* _Problem_: Output the material exactly, but drop every image it holds.

* _Records_:
* * * *

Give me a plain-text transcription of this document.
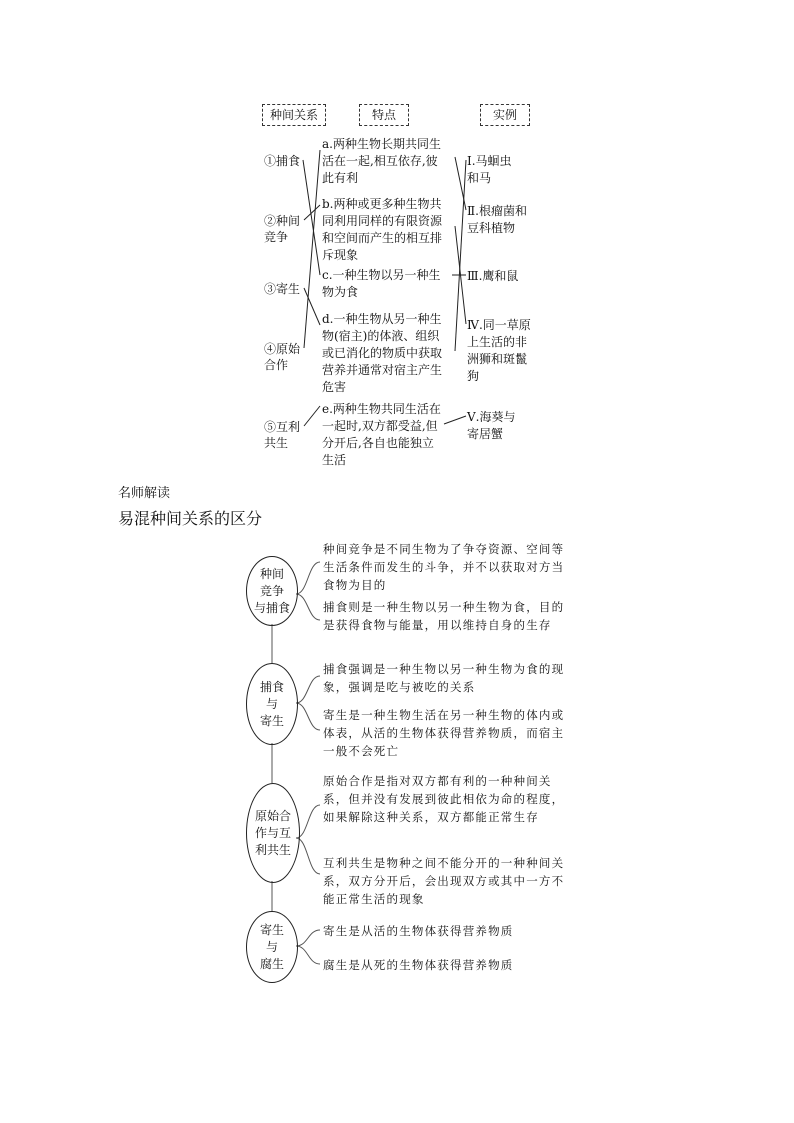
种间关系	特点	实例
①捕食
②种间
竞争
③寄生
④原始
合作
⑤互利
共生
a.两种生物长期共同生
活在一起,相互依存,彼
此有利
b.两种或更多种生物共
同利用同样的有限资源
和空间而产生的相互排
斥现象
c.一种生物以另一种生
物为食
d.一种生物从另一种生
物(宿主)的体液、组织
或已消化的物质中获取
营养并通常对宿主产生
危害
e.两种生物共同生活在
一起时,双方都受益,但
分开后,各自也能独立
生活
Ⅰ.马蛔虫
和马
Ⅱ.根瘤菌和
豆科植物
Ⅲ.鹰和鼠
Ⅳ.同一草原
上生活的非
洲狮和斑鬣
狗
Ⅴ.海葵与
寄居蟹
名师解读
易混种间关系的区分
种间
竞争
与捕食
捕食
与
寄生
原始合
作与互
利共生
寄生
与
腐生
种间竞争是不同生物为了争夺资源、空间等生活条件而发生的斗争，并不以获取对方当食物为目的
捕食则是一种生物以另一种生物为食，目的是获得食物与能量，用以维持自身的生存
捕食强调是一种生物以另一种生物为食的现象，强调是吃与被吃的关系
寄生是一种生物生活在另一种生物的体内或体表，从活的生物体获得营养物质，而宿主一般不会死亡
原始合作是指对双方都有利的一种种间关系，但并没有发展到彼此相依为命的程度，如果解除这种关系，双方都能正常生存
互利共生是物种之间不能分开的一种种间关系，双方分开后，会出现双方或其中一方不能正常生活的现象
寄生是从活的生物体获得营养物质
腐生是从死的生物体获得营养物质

* * * *

* _Correct result_:
Give me a plain-text transcription of this document.
种间关系	特点	实例
①捕食
②种间
竞争
③寄生
④原始
合作
⑤互利
共生
a.两种生物长期共同生
活在一起,相互依存,彼
此有利
b.两种或更多种生物共
同利用同样的有限资源
和空间而产生的相互排
斥现象
c.一种生物以另一种生
物为食
d.一种生物从另一种生
物(宿主)的体液、组织
或已消化的物质中获取
营养并通常对宿主产生
危害
e.两种生物共同生活在
一起时,双方都受益,但
分开后,各自也能独立
生活
Ⅰ.马蛔虫
和马
Ⅱ.根瘤菌和
豆科植物
Ⅲ.鹰和鼠
Ⅳ.同一草原
上生活的非
洲狮和斑鬣
狗
Ⅴ.海葵与
寄居蟹
名师解读
易混种间关系的区分
种间
竞争
与捕食
捕食
与
寄生
原始合
作与互
利共生
寄生
与
腐生
种间竞争是不同生物为了争夺资源、空间等生活条件而发生的斗争，并不以获取对方当食物为目的
捕食则是一种生物以另一种生物为食，目的是获得食物与能量，用以维持自身的生存
捕食强调是一种生物以另一种生物为食的现象，强调是吃与被吃的关系
寄生是一种生物生活在另一种生物的体内或体表，从活的生物体获得营养物质，而宿主一般不会死亡
原始合作是指对双方都有利的一种种间关系，但并没有发展到彼此相依为命的程度，如果解除这种关系，双方都能正常生存
互利共生是物种之间不能分开的一种种间关系，双方分开后，会出现双方或其中一方不能正常生活的现象
寄生是从活的生物体获得营养物质
腐生是从死的生物体获得营养物质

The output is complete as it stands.